> [Problem description]
Give the number of lines in this listing that contain the word "note", and nothing else.
**** Records for this exercise
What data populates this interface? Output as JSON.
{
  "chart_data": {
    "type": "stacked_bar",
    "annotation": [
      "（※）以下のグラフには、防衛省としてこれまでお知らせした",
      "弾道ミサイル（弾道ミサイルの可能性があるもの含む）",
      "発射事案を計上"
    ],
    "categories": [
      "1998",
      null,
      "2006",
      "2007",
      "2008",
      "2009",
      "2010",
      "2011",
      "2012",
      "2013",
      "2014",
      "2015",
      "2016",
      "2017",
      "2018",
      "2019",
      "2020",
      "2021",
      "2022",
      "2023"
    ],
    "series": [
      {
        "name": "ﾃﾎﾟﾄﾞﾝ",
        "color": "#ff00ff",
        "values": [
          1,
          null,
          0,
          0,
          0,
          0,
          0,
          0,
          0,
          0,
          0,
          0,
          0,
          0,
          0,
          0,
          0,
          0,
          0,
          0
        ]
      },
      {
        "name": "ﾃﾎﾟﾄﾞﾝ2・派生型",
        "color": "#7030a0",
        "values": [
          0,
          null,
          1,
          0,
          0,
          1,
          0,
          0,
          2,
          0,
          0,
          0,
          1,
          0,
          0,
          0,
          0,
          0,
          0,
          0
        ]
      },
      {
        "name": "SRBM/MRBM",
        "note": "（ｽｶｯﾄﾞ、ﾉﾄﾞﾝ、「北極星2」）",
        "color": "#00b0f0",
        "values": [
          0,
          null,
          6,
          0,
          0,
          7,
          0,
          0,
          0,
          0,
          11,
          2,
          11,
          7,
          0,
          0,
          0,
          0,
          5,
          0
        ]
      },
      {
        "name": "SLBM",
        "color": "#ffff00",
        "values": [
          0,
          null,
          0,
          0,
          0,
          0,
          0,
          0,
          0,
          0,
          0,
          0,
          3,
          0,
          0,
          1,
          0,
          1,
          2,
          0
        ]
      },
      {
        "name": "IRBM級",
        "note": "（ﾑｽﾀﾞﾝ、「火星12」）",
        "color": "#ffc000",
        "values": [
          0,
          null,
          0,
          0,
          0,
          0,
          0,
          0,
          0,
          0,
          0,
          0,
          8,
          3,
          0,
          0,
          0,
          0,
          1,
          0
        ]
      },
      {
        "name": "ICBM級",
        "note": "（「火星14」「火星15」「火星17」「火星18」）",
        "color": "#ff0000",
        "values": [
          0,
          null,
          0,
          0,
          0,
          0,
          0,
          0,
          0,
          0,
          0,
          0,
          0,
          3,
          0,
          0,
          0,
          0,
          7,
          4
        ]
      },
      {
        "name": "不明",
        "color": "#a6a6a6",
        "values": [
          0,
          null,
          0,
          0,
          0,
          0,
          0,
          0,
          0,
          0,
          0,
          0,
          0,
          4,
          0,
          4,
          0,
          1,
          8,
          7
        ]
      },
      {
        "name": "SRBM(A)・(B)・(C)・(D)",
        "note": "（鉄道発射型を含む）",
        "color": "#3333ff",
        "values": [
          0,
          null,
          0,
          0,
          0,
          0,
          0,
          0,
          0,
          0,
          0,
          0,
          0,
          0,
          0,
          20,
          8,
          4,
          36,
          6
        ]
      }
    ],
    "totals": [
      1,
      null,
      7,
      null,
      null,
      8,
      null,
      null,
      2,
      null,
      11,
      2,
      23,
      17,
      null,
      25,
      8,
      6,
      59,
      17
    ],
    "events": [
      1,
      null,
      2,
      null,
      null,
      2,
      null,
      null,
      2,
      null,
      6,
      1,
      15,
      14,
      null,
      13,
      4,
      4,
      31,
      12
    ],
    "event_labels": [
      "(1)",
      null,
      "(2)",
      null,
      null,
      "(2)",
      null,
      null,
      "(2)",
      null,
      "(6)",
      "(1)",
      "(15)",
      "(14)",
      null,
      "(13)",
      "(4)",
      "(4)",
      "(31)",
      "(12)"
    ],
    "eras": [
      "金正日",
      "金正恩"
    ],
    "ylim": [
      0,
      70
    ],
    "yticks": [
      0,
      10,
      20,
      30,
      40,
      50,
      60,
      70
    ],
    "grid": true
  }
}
********
> [The reply]
4